◆ DESCRIPTION OF THE TASK ◆
Reproduce the records below in full and exactly, without their images.

◆ INFORMATION SUPPLIED ◆
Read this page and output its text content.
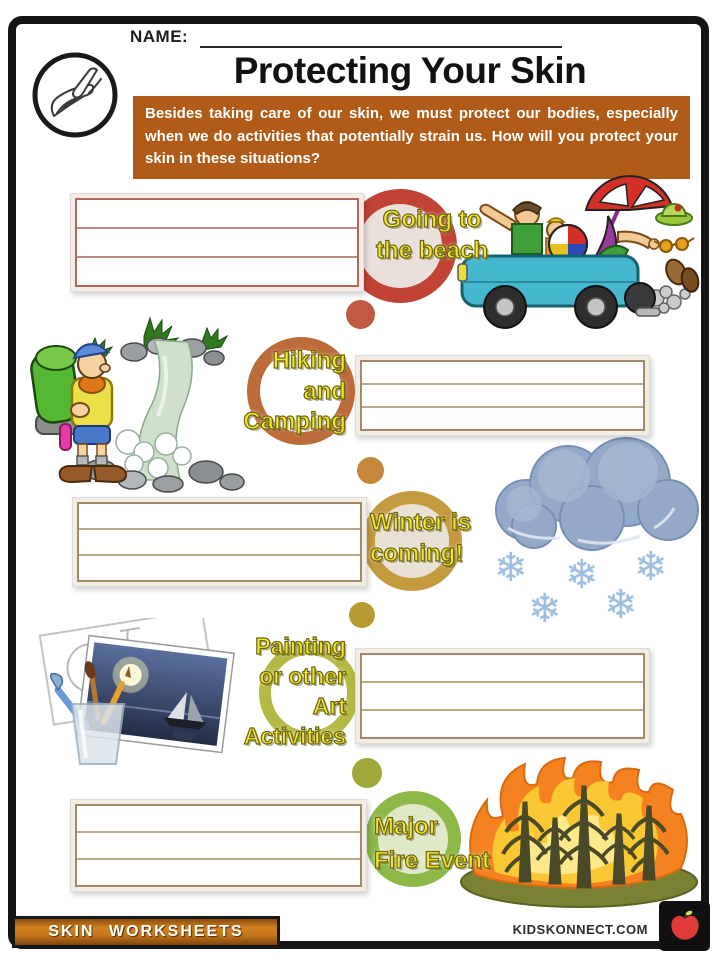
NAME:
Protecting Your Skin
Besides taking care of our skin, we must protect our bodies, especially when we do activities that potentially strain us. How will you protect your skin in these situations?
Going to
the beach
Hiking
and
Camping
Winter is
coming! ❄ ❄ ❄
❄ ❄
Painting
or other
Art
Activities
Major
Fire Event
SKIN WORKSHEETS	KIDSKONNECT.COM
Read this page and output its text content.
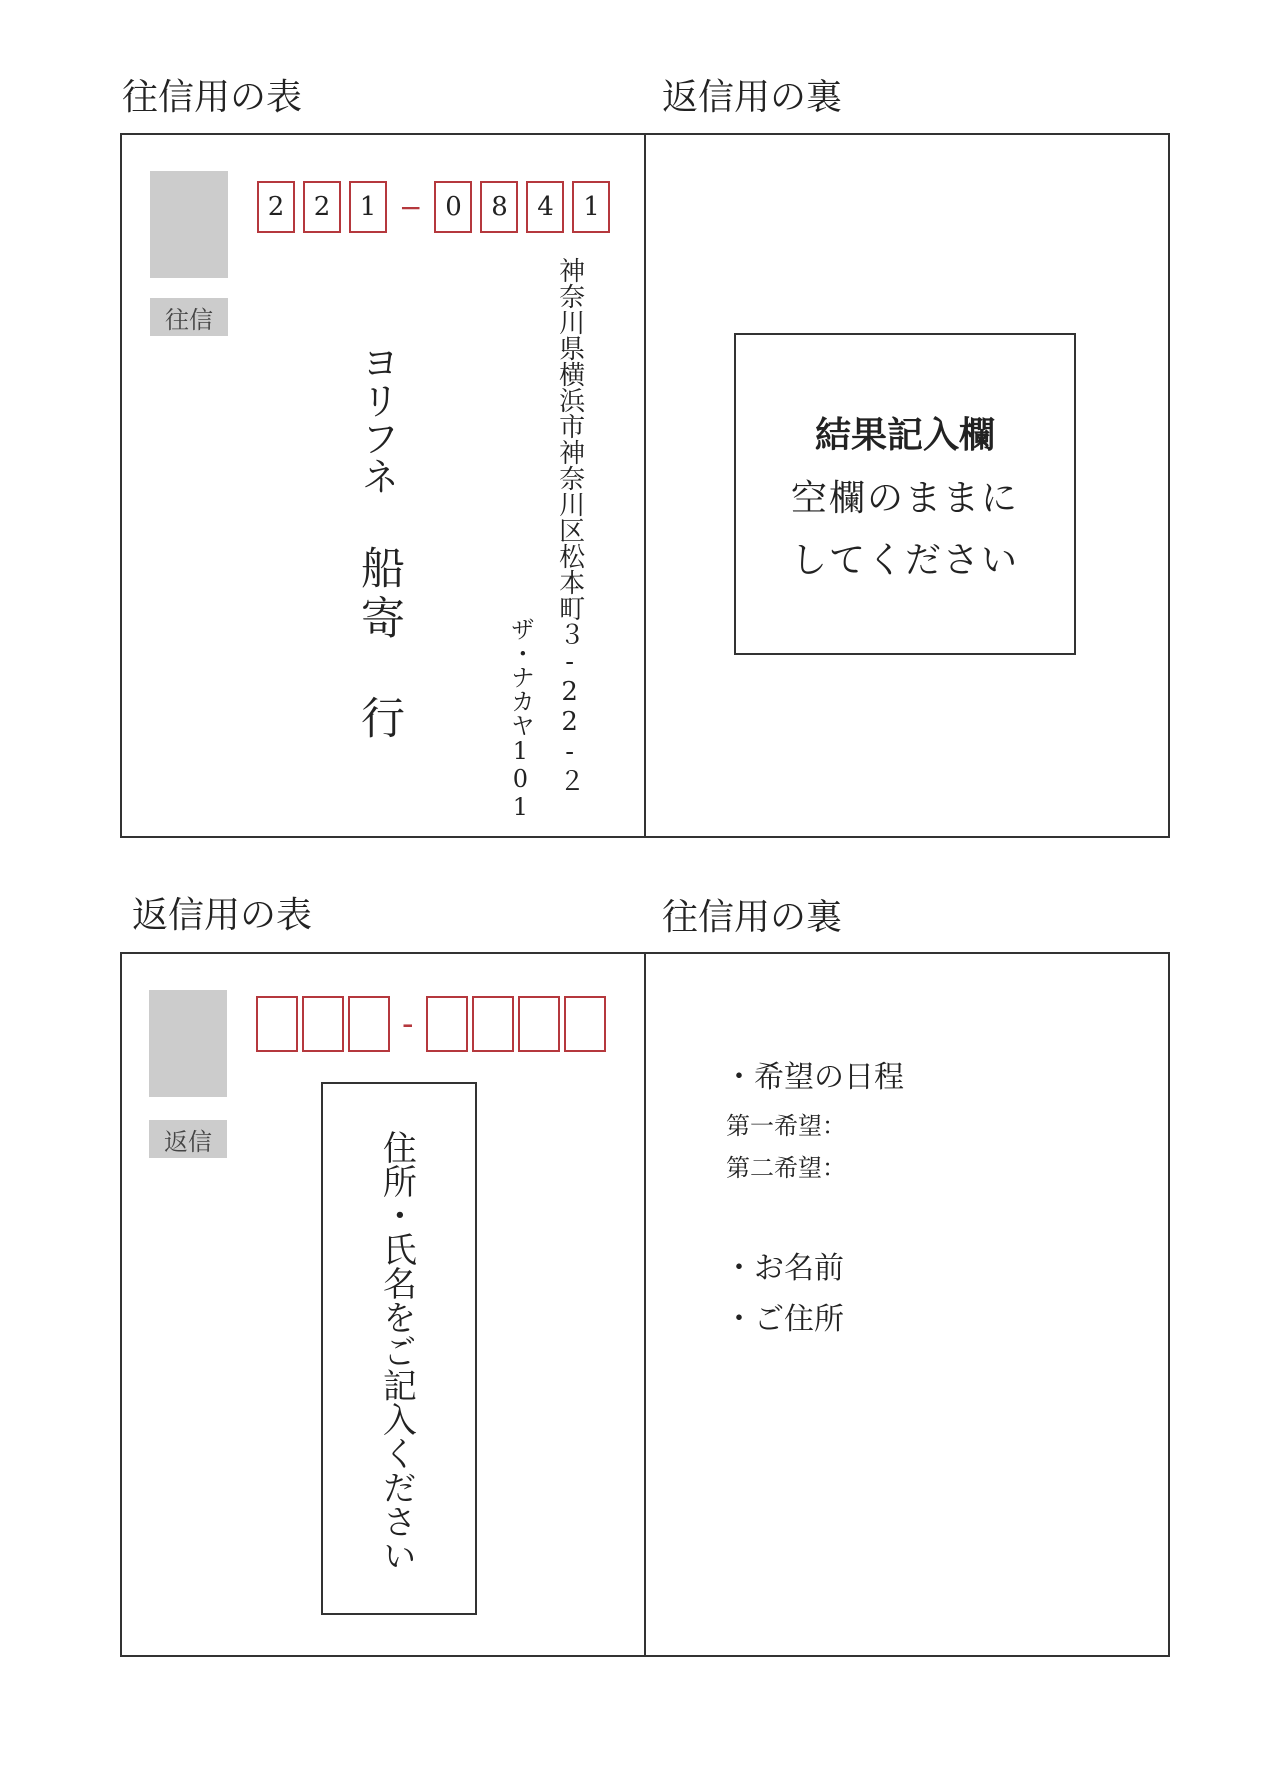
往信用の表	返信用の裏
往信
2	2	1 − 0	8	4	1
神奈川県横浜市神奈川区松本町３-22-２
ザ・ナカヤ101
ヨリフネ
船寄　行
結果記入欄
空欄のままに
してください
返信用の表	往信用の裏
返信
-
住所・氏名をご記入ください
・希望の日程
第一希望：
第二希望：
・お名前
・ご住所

◆ RESPONSE FOR THIS EXERCISE ◆
Read this page and output its text content.
NAME:
Protecting Your Skin
Besides taking care of our skin, we must protect our bodies, especially when we do activities that potentially strain us. How will you protect your skin in these situations?
Going to
the beach
Hiking
and
Camping
Winter is
coming! ❄ ❄ ❄
❄ ❄
Painting
or other
Art
Activities
Major
Fire Event
SKIN WORKSHEETS	KIDSKONNECT.COM
Read this page and output its text content.
往信用の表	返信用の裏
往信
2	2	1 − 0	8	4	1
神奈川県横浜市神奈川区松本町３-22-２
ザ・ナカヤ101
ヨリフネ
船寄　行
結果記入欄
空欄のままに
してください
返信用の表	往信用の裏
返信
-
住所・氏名をご記入ください
・希望の日程
第一希望：
第二希望：
・お名前
・ご住所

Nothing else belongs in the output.